* Task description *
Retype the material that follows, keeping every word as it is.
::::::::
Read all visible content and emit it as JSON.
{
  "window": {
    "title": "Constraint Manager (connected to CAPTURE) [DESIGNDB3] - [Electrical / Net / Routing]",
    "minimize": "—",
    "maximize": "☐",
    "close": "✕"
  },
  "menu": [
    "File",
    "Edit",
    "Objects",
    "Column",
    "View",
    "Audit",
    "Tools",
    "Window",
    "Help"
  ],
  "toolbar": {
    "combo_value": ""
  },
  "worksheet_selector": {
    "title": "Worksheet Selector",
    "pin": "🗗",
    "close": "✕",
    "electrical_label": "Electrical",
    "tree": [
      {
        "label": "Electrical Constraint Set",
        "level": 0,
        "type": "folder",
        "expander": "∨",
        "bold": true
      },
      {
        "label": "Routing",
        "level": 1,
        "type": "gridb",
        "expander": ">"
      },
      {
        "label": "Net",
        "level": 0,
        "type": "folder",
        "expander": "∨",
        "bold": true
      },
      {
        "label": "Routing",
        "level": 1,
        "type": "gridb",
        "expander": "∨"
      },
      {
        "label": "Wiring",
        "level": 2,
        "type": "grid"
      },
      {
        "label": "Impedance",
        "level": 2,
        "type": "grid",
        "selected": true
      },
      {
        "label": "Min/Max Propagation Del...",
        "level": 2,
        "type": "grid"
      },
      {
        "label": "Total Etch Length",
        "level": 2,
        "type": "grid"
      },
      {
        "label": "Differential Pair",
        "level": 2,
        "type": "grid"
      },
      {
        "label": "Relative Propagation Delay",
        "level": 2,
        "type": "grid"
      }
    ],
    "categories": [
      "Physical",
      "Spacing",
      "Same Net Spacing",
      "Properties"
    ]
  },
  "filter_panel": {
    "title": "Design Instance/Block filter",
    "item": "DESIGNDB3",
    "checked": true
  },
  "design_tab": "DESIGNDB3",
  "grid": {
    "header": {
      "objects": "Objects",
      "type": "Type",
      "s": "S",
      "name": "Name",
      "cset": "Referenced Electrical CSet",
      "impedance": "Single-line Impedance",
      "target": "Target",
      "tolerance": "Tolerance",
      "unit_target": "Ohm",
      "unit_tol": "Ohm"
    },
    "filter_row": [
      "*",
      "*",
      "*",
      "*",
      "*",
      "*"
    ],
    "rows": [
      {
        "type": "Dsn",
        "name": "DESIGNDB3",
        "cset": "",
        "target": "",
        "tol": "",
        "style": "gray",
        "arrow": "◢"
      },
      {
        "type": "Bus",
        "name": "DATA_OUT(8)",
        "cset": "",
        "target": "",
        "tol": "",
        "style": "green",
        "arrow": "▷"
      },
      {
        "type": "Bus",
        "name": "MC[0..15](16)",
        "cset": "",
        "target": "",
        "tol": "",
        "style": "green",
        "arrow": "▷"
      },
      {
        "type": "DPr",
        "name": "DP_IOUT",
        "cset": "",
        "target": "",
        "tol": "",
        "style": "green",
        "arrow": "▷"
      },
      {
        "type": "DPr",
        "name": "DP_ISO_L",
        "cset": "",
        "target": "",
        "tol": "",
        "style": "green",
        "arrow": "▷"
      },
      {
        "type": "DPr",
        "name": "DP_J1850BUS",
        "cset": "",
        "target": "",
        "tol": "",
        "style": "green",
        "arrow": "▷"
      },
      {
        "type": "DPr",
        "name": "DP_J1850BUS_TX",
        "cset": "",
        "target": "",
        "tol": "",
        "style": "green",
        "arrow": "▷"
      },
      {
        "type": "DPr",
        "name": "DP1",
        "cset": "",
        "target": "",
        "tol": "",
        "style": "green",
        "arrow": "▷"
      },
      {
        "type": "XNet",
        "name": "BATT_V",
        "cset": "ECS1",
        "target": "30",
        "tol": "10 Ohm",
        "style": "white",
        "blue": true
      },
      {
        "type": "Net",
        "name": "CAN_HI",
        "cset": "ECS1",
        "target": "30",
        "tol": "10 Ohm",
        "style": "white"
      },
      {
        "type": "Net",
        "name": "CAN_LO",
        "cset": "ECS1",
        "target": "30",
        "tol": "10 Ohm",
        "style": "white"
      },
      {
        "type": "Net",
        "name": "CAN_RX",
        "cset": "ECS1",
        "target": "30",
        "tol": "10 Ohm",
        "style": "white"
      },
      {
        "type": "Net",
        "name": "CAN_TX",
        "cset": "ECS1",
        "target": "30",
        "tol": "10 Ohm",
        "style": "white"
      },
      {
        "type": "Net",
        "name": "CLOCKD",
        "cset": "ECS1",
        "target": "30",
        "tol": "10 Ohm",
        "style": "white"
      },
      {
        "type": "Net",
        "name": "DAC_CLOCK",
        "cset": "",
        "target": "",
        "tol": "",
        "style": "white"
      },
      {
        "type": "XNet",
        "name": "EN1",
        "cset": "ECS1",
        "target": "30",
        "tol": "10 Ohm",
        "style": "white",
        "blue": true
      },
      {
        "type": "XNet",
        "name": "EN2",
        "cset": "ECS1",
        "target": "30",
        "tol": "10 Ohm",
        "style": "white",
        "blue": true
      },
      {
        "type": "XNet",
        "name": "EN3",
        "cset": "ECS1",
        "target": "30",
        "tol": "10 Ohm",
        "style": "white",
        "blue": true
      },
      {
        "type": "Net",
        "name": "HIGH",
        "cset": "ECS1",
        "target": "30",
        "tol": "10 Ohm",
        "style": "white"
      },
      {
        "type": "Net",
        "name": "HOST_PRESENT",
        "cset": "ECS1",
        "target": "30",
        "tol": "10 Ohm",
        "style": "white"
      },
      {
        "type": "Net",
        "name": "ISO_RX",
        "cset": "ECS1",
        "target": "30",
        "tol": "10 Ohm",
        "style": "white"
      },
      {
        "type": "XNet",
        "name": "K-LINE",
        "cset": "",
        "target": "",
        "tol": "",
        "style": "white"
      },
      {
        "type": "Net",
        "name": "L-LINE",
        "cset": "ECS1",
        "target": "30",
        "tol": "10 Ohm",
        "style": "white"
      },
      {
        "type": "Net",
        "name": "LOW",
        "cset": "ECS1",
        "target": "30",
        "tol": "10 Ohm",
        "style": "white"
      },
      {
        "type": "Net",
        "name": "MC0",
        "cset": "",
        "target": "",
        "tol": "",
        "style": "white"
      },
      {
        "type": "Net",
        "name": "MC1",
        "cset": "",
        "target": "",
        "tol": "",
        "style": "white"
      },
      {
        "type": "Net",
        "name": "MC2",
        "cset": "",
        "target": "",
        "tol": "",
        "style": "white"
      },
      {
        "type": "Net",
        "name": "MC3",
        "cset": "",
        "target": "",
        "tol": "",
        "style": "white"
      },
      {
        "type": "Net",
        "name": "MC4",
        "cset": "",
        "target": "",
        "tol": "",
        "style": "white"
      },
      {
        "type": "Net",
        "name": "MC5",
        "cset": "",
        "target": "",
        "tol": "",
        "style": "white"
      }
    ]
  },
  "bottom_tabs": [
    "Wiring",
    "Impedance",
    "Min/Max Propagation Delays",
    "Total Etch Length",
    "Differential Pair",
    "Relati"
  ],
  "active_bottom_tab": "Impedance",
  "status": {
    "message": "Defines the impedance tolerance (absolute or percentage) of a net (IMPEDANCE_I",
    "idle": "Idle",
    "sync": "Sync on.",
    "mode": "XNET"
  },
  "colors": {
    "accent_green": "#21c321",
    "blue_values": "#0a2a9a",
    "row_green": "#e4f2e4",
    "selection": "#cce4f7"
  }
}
::::::::
* Correct response *
Read all visible content and emit it as JSON.
{
  "window": {
    "title": "Constraint Manager (connected to CAPTURE) [DESIGNDB3] - [Electrical / Net / Routing]",
    "minimize": "—",
    "maximize": "☐",
    "close": "✕"
  },
  "menu": [
    "File",
    "Edit",
    "Objects",
    "Column",
    "View",
    "Audit",
    "Tools",
    "Window",
    "Help"
  ],
  "toolbar": {
    "combo_value": ""
  },
  "worksheet_selector": {
    "title": "Worksheet Selector",
    "pin": "🗗",
    "close": "✕",
    "electrical_label": "Electrical",
    "tree": [
      {
        "label": "Electrical Constraint Set",
        "level": 0,
        "type": "folder",
        "expander": "∨",
        "bold": true
      },
      {
        "label": "Routing",
        "level": 1,
        "type": "gridb",
        "expander": ">"
      },
      {
        "label": "Net",
        "level": 0,
        "type": "folder",
        "expander": "∨",
        "bold": true
      },
      {
        "label": "Routing",
        "level": 1,
        "type": "gridb",
        "expander": "∨"
      },
      {
        "label": "Wiring",
        "level": 2,
        "type": "grid"
      },
      {
        "label": "Impedance",
        "level": 2,
        "type": "grid",
        "selected": true
      },
      {
        "label": "Min/Max Propagation Del...",
        "level": 2,
        "type": "grid"
      },
      {
        "label": "Total Etch Length",
        "level": 2,
        "type": "grid"
      },
      {
        "label": "Differential Pair",
        "level": 2,
        "type": "grid"
      },
      {
        "label": "Relative Propagation Delay",
        "level": 2,
        "type": "grid"
      }
    ],
    "categories": [
      "Physical",
      "Spacing",
      "Same Net Spacing",
      "Properties"
    ]
  },
  "filter_panel": {
    "title": "Design Instance/Block filter",
    "item": "DESIGNDB3",
    "checked": true
  },
  "design_tab": "DESIGNDB3",
  "grid": {
    "header": {
      "objects": "Objects",
      "type": "Type",
      "s": "S",
      "name": "Name",
      "cset": "Referenced Electrical CSet",
      "impedance": "Single-line Impedance",
      "target": "Target",
      "tolerance": "Tolerance",
      "unit_target": "Ohm",
      "unit_tol": "Ohm"
    },
    "filter_row": [
      "*",
      "*",
      "*",
      "*",
      "*",
      "*"
    ],
    "rows": [
      {
        "type": "Dsn",
        "name": "DESIGNDB3",
        "cset": "",
        "target": "",
        "tol": "",
        "style": "gray",
        "arrow": "◢"
      },
      {
        "type": "Bus",
        "name": "DATA_OUT(8)",
        "cset": "",
        "target": "",
        "tol": "",
        "style": "green",
        "arrow": "▷"
      },
      {
        "type": "Bus",
        "name": "MC[0..15](16)",
        "cset": "",
        "target": "",
        "tol": "",
        "style": "green",
        "arrow": "▷"
      },
      {
        "type": "DPr",
        "name": "DP_IOUT",
        "cset": "",
        "target": "",
        "tol": "",
        "style": "green",
        "arrow": "▷"
      },
      {
        "type": "DPr",
        "name": "DP_ISO_L",
        "cset": "",
        "target": "",
        "tol": "",
        "style": "green",
        "arrow": "▷"
      },
      {
        "type": "DPr",
        "name": "DP_J1850BUS",
        "cset": "",
        "target": "",
        "tol": "",
        "style": "green",
        "arrow": "▷"
      },
      {
        "type": "DPr",
        "name": "DP_J1850BUS_TX",
        "cset": "",
        "target": "",
        "tol": "",
        "style": "green",
        "arrow": "▷"
      },
      {
        "type": "DPr",
        "name": "DP1",
        "cset": "",
        "target": "",
        "tol": "",
        "style": "green",
        "arrow": "▷"
      },
      {
        "type": "XNet",
        "name": "BATT_V",
        "cset": "ECS1",
        "target": "30",
        "tol": "10 Ohm",
        "style": "white",
        "blue": true
      },
      {
        "type": "Net",
        "name": "CAN_HI",
        "cset": "ECS1",
        "target": "30",
        "tol": "10 Ohm",
        "style": "white"
      },
      {
        "type": "Net",
        "name": "CAN_LO",
        "cset": "ECS1",
        "target": "30",
        "tol": "10 Ohm",
        "style": "white"
      },
      {
        "type": "Net",
        "name": "CAN_RX",
        "cset": "ECS1",
        "target": "30",
        "tol": "10 Ohm",
        "style": "white"
      },
      {
        "type": "Net",
        "name": "CAN_TX",
        "cset": "ECS1",
        "target": "30",
        "tol": "10 Ohm",
        "style": "white"
      },
      {
        "type": "Net",
        "name": "CLOCKD",
        "cset": "ECS1",
        "target": "30",
        "tol": "10 Ohm",
        "style": "white"
      },
      {
        "type": "Net",
        "name": "DAC_CLOCK",
        "cset": "",
        "target": "",
        "tol": "",
        "style": "white"
      },
      {
        "type": "XNet",
        "name": "EN1",
        "cset": "ECS1",
        "target": "30",
        "tol": "10 Ohm",
        "style": "white",
        "blue": true
      },
      {
        "type": "XNet",
        "name": "EN2",
        "cset": "ECS1",
        "target": "30",
        "tol": "10 Ohm",
        "style": "white",
        "blue": true
      },
      {
        "type": "XNet",
        "name": "EN3",
        "cset": "ECS1",
        "target": "30",
        "tol": "10 Ohm",
        "style": "white",
        "blue": true
      },
      {
        "type": "Net",
        "name": "HIGH",
        "cset": "ECS1",
        "target": "30",
        "tol": "10 Ohm",
        "style": "white"
      },
      {
        "type": "Net",
        "name": "HOST_PRESENT",
        "cset": "ECS1",
        "target": "30",
        "tol": "10 Ohm",
        "style": "white"
      },
      {
        "type": "Net",
        "name": "ISO_RX",
        "cset": "ECS1",
        "target": "30",
        "tol": "10 Ohm",
        "style": "white"
      },
      {
        "type": "XNet",
        "name": "K-LINE",
        "cset": "",
        "target": "",
        "tol": "",
        "style": "white"
      },
      {
        "type": "Net",
        "name": "L-LINE",
        "cset": "ECS1",
        "target": "30",
        "tol": "10 Ohm",
        "style": "white"
      },
      {
        "type": "Net",
        "name": "LOW",
        "cset": "ECS1",
        "target": "30",
        "tol": "10 Ohm",
        "style": "white"
      },
      {
        "type": "Net",
        "name": "MC0",
        "cset": "",
        "target": "",
        "tol": "",
        "style": "white"
      },
      {
        "type": "Net",
        "name": "MC1",
        "cset": "",
        "target": "",
        "tol": "",
        "style": "white"
      },
      {
        "type": "Net",
        "name": "MC2",
        "cset": "",
        "target": "",
        "tol": "",
        "style": "white"
      },
      {
        "type": "Net",
        "name": "MC3",
        "cset": "",
        "target": "",
        "tol": "",
        "style": "white"
      },
      {
        "type": "Net",
        "name": "MC4",
        "cset": "",
        "target": "",
        "tol": "",
        "style": "white"
      },
      {
        "type": "Net",
        "name": "MC5",
        "cset": "",
        "target": "",
        "tol": "",
        "style": "white"
      }
    ]
  },
  "bottom_tabs": [
    "Wiring",
    "Impedance",
    "Min/Max Propagation Delays",
    "Total Etch Length",
    "Differential Pair",
    "Relati"
  ],
  "active_bottom_tab": "Impedance",
  "status": {
    "message": "Defines the impedance tolerance (absolute or percentage) of a net (IMPEDANCE_I",
    "idle": "Idle",
    "sync": "Sync on.",
    "mode": "XNET"
  },
  "colors": {
    "accent_green": "#21c321",
    "blue_values": "#0a2a9a",
    "row_green": "#e4f2e4",
    "selection": "#cce4f7"
  }
}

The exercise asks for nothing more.